>> start

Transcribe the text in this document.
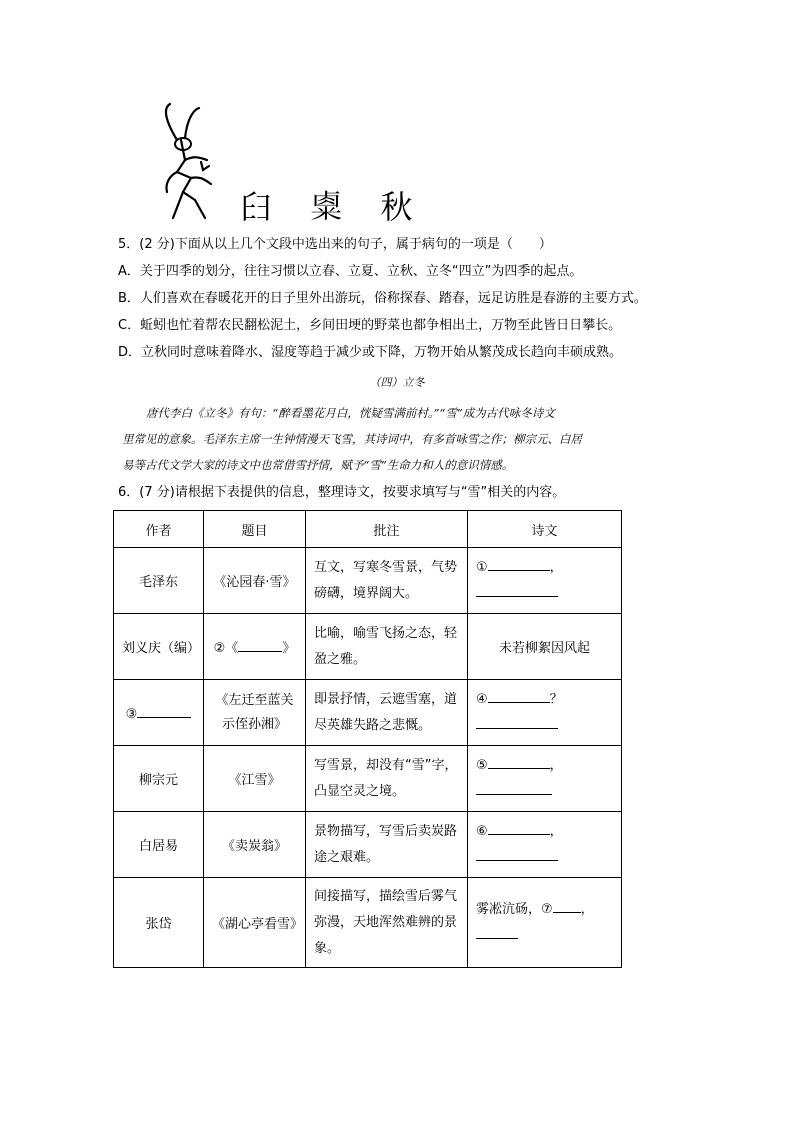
𦥑 𥻆 秋
5．(2 分)下面从以上几个文段中选出来的句子，属于病句的一项是（　　）
A．关于四季的划分，往往习惯以立春、立夏、立秋、立冬“四立”为四季的起点。
B．人们喜欢在春暖花开的日子里外出游玩，俗称探春、踏春，远足访胜是春游的主要方式。
C．蚯蚓也忙着帮农民翻松泥土，乡间田埂的野菜也都争相出土，万物至此皆日日攀长。
D．立秋同时意味着降水、湿度等趋于减少或下降，万物开始从繁茂成长趋向丰硕成熟。
（四）立冬
唐代李白《立冬》有句：“醉看墨花月白，恍疑雪满前村。”“雪”成为古代咏冬诗文
里常见的意象。毛泽东主席一生钟情漫天飞雪，其诗词中，有多首咏雪之作；柳宗元、白居
易等古代文学大家的诗文中也常借雪抒情，赋予“雪”生命力和人的意识情感。
6．(7 分)请根据下表提供的信息，整理诗文，按要求填写与“雪”相关的内容。
作者	题目	批注	诗文
毛泽东	《沁园春·雪》	互文，写寒冬雪景，气势磅礴，境界阔大。	① ，

刘义庆（编）	②《 》	比喻，喻雪飞扬之态，轻盈之雅。	未若柳絮因风起
③	《左迁至蓝关示侄孙湘》	即景抒情，云遮雪塞，道尽英雄失路之悲慨。	④ ？

柳宗元	《江雪》	写雪景，却没有“雪”字，凸显空灵之境。	⑤ ，

白居易	《卖炭翁》	景物描写，写雪后卖炭路途之艰难。	⑥ ，

张岱	《湖心亭看雪》	间接描写，描绘雪后雾气弥漫，天地浑然难辨的景象。	雾凇沆砀，⑦ ，
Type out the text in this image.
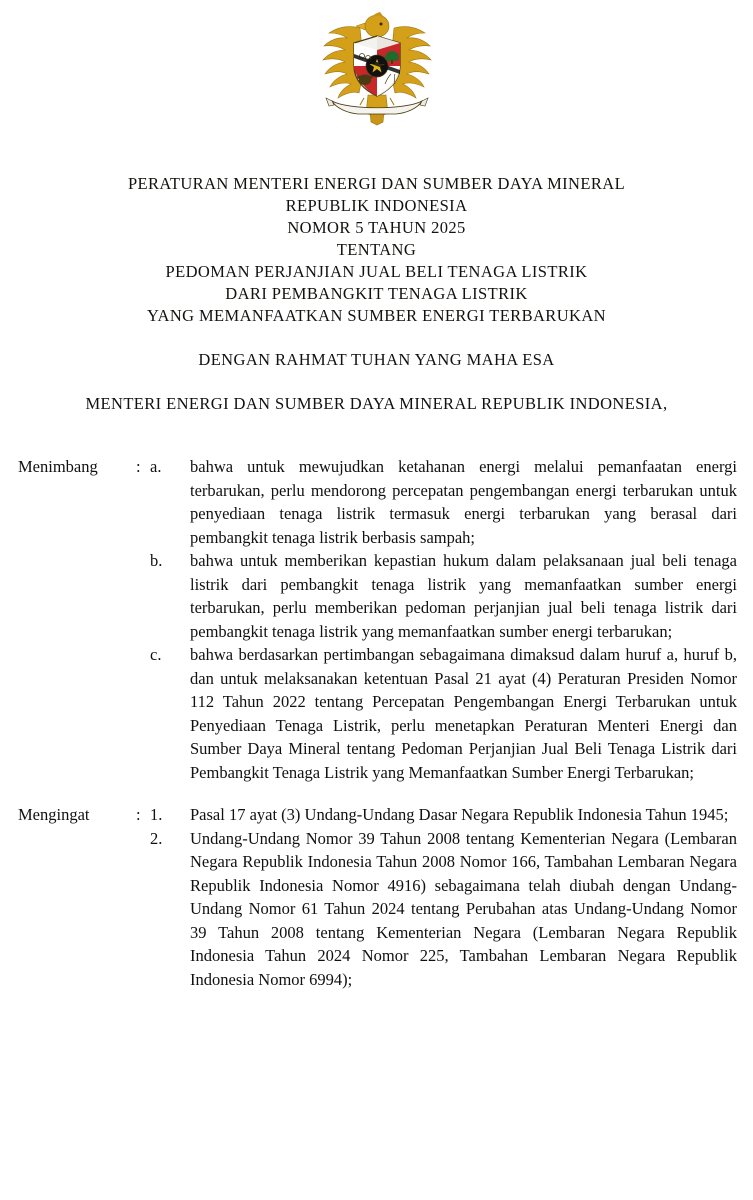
PERATURAN MENTERI ENERGI DAN SUMBER DAYA MINERAL
REPUBLIK INDONESIA
NOMOR 5 TAHUN 2025
TENTANG
PEDOMAN PERJANJIAN JUAL BELI TENAGA LISTRIK
DARI PEMBANGKIT TENAGA LISTRIK
YANG MEMANFAATKAN SUMBER ENERGI TERBARUKAN
DENGAN RAHMAT TUHAN YANG MAHA ESA
MENTERI ENERGI DAN SUMBER DAYA MINERAL REPUBLIK INDONESIA,
Menimbang	: a.	bahwa untuk mewujudkan ketahanan energi melalui pemanfaatan energi terbarukan, perlu mendorong percepatan pengembangan energi terbarukan untuk penyediaan tenaga listrik termasuk energi terbarukan yang berasal dari pembangkit tenaga listrik berbasis sampah;
b.	bahwa untuk memberikan kepastian hukum dalam pelaksanaan jual beli tenaga listrik dari pembangkit tenaga listrik yang memanfaatkan sumber energi terbarukan, perlu memberikan pedoman perjanjian jual beli tenaga listrik dari pembangkit tenaga listrik yang memanfaatkan sumber energi terbarukan;
c.	bahwa berdasarkan pertimbangan sebagaimana dimaksud dalam huruf a, huruf b, dan untuk melaksanakan ketentuan Pasal 21 ayat (4) Peraturan Presiden Nomor 112 Tahun 2022 tentang Percepatan Pengembangan Energi Terbarukan untuk Penyediaan Tenaga Listrik, perlu menetapkan Peraturan Menteri Energi dan Sumber Daya Mineral tentang Pedoman Perjanjian Jual Beli Tenaga Listrik dari Pembangkit Tenaga Listrik yang Memanfaatkan Sumber Energi Terbarukan;
Mengingat	: 1.	Pasal 17 ayat (3) Undang-Undang Dasar Negara Republik Indonesia Tahun 1945;
2.	Undang-Undang Nomor 39 Tahun 2008 tentang Kementerian Negara (Lembaran Negara Republik Indonesia Tahun 2008 Nomor 166, Tambahan Lembaran Negara Republik Indonesia Nomor 4916) sebagaimana telah diubah dengan Undang-Undang Nomor 61 Tahun 2024 tentang Perubahan atas Undang-Undang Nomor 39 Tahun 2008 tentang Kementerian Negara (Lembaran Negara Republik Indonesia Tahun 2024 Nomor 225, Tambahan Lembaran Negara Republik Indonesia Nomor 6994);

>> end

__Direction__
Without including any picture, retype the entries exactly.

__Expected answer__
Transcribe the text in this document.
𦥑 𥻆 秋
5．(2 分)下面从以上几个文段中选出来的句子，属于病句的一项是（　　）
A．关于四季的划分，往往习惯以立春、立夏、立秋、立冬“四立”为四季的起点。
B．人们喜欢在春暖花开的日子里外出游玩，俗称探春、踏春，远足访胜是春游的主要方式。
C．蚯蚓也忙着帮农民翻松泥土，乡间田埂的野菜也都争相出土，万物至此皆日日攀长。
D．立秋同时意味着降水、湿度等趋于减少或下降，万物开始从繁茂成长趋向丰硕成熟。
（四）立冬
唐代李白《立冬》有句：“醉看墨花月白，恍疑雪满前村。”“雪”成为古代咏冬诗文
里常见的意象。毛泽东主席一生钟情漫天飞雪，其诗词中，有多首咏雪之作；柳宗元、白居
易等古代文学大家的诗文中也常借雪抒情，赋予“雪”生命力和人的意识情感。
6．(7 分)请根据下表提供的信息，整理诗文，按要求填写与“雪”相关的内容。
作者	题目	批注	诗文
毛泽东	《沁园春·雪》	互文，写寒冬雪景，气势磅礴，境界阔大。	① ，

刘义庆（编）	②《 》	比喻，喻雪飞扬之态，轻盈之雅。	未若柳絮因风起
③	《左迁至蓝关示侄孙湘》	即景抒情，云遮雪塞，道尽英雄失路之悲慨。	④ ？

柳宗元	《江雪》	写雪景，却没有“雪”字，凸显空灵之境。	⑤ ，

白居易	《卖炭翁》	景物描写，写雪后卖炭路途之艰难。	⑥ ，

张岱	《湖心亭看雪》	间接描写，描绘雪后雾气弥漫，天地浑然难辨的景象。	雾凇沆砀，⑦ ，
Type out the text in this image.
PERATURAN MENTERI ENERGI DAN SUMBER DAYA MINERAL
REPUBLIK INDONESIA
NOMOR 5 TAHUN 2025
TENTANG
PEDOMAN PERJANJIAN JUAL BELI TENAGA LISTRIK
DARI PEMBANGKIT TENAGA LISTRIK
YANG MEMANFAATKAN SUMBER ENERGI TERBARUKAN
DENGAN RAHMAT TUHAN YANG MAHA ESA
MENTERI ENERGI DAN SUMBER DAYA MINERAL REPUBLIK INDONESIA,
Menimbang	: a.	bahwa untuk mewujudkan ketahanan energi melalui pemanfaatan energi terbarukan, perlu mendorong percepatan pengembangan energi terbarukan untuk penyediaan tenaga listrik termasuk energi terbarukan yang berasal dari pembangkit tenaga listrik berbasis sampah;
b.	bahwa untuk memberikan kepastian hukum dalam pelaksanaan jual beli tenaga listrik dari pembangkit tenaga listrik yang memanfaatkan sumber energi terbarukan, perlu memberikan pedoman perjanjian jual beli tenaga listrik dari pembangkit tenaga listrik yang memanfaatkan sumber energi terbarukan;
c.	bahwa berdasarkan pertimbangan sebagaimana dimaksud dalam huruf a, huruf b, dan untuk melaksanakan ketentuan Pasal 21 ayat (4) Peraturan Presiden Nomor 112 Tahun 2022 tentang Percepatan Pengembangan Energi Terbarukan untuk Penyediaan Tenaga Listrik, perlu menetapkan Peraturan Menteri Energi dan Sumber Daya Mineral tentang Pedoman Perjanjian Jual Beli Tenaga Listrik dari Pembangkit Tenaga Listrik yang Memanfaatkan Sumber Energi Terbarukan;
Mengingat	: 1.	Pasal 17 ayat (3) Undang-Undang Dasar Negara Republik Indonesia Tahun 1945;
2.	Undang-Undang Nomor 39 Tahun 2008 tentang Kementerian Negara (Lembaran Negara Republik Indonesia Tahun 2008 Nomor 166, Tambahan Lembaran Negara Republik Indonesia Nomor 4916) sebagaimana telah diubah dengan Undang-Undang Nomor 61 Tahun 2024 tentang Perubahan atas Undang-Undang Nomor 39 Tahun 2008 tentang Kementerian Negara (Lembaran Negara Republik Indonesia Tahun 2024 Nomor 225, Tambahan Lembaran Negara Republik Indonesia Nomor 6994);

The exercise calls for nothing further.